*TASK:*
Reproduce all of the data exactly.

Stored data:
########################################

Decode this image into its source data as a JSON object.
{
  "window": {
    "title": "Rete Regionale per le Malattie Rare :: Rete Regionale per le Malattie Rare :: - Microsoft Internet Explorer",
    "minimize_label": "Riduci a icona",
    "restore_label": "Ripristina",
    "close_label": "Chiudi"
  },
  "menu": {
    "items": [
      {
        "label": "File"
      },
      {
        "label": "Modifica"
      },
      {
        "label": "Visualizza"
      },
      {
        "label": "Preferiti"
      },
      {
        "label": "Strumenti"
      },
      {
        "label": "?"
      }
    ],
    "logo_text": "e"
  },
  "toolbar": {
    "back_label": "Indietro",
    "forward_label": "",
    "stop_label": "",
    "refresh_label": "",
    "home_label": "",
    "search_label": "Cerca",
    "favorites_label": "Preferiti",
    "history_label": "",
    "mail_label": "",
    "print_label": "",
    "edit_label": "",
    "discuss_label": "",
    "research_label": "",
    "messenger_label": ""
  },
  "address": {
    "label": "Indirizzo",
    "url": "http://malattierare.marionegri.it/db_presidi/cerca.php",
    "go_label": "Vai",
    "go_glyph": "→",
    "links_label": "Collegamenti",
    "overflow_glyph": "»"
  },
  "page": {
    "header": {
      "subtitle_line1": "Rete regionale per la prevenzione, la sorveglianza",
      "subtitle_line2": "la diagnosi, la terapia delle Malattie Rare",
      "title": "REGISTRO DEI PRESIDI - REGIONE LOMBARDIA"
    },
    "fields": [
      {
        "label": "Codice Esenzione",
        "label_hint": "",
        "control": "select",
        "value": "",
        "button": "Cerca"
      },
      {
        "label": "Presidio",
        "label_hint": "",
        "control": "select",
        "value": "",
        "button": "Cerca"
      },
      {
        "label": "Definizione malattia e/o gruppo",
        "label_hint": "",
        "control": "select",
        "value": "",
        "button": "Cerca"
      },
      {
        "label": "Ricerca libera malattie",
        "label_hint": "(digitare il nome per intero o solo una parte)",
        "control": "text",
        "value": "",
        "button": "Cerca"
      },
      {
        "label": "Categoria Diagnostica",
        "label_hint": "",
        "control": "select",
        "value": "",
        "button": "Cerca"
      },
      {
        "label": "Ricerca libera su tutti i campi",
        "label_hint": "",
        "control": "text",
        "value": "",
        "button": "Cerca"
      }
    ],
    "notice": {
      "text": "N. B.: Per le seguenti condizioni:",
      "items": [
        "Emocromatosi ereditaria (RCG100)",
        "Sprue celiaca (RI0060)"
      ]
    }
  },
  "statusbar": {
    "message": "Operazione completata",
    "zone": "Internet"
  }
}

########################################

*RESPONSE:*
Decode this image into its source data as a JSON object.
{
  "window": {
    "title": "Rete Regionale per le Malattie Rare :: Rete Regionale per le Malattie Rare :: - Microsoft Internet Explorer",
    "minimize_label": "Riduci a icona",
    "restore_label": "Ripristina",
    "close_label": "Chiudi"
  },
  "menu": {
    "items": [
      {
        "label": "File"
      },
      {
        "label": "Modifica"
      },
      {
        "label": "Visualizza"
      },
      {
        "label": "Preferiti"
      },
      {
        "label": "Strumenti"
      },
      {
        "label": "?"
      }
    ],
    "logo_text": "e"
  },
  "toolbar": {
    "back_label": "Indietro",
    "forward_label": "",
    "stop_label": "",
    "refresh_label": "",
    "home_label": "",
    "search_label": "Cerca",
    "favorites_label": "Preferiti",
    "history_label": "",
    "mail_label": "",
    "print_label": "",
    "edit_label": "",
    "discuss_label": "",
    "research_label": "",
    "messenger_label": ""
  },
  "address": {
    "label": "Indirizzo",
    "url": "http://malattierare.marionegri.it/db_presidi/cerca.php",
    "go_label": "Vai",
    "go_glyph": "→",
    "links_label": "Collegamenti",
    "overflow_glyph": "»"
  },
  "page": {
    "header": {
      "subtitle_line1": "Rete regionale per la prevenzione, la sorveglianza",
      "subtitle_line2": "la diagnosi, la terapia delle Malattie Rare",
      "title": "REGISTRO DEI PRESIDI - REGIONE LOMBARDIA"
    },
    "fields": [
      {
        "label": "Codice Esenzione",
        "label_hint": "",
        "control": "select",
        "value": "",
        "button": "Cerca"
      },
      {
        "label": "Presidio",
        "label_hint": "",
        "control": "select",
        "value": "",
        "button": "Cerca"
      },
      {
        "label": "Definizione malattia e/o gruppo",
        "label_hint": "",
        "control": "select",
        "value": "",
        "button": "Cerca"
      },
      {
        "label": "Ricerca libera malattie",
        "label_hint": "(digitare il nome per intero o solo una parte)",
        "control": "text",
        "value": "",
        "button": "Cerca"
      },
      {
        "label": "Categoria Diagnostica",
        "label_hint": "",
        "control": "select",
        "value": "",
        "button": "Cerca"
      },
      {
        "label": "Ricerca libera su tutti i campi",
        "label_hint": "",
        "control": "text",
        "value": "",
        "button": "Cerca"
      }
    ],
    "notice": {
      "text": "N. B.: Per le seguenti condizioni:",
      "items": [
        "Emocromatosi ereditaria (RCG100)",
        "Sprue celiaca (RI0060)"
      ]
    }
  },
  "statusbar": {
    "message": "Operazione completata",
    "zone": "Internet"
  }
}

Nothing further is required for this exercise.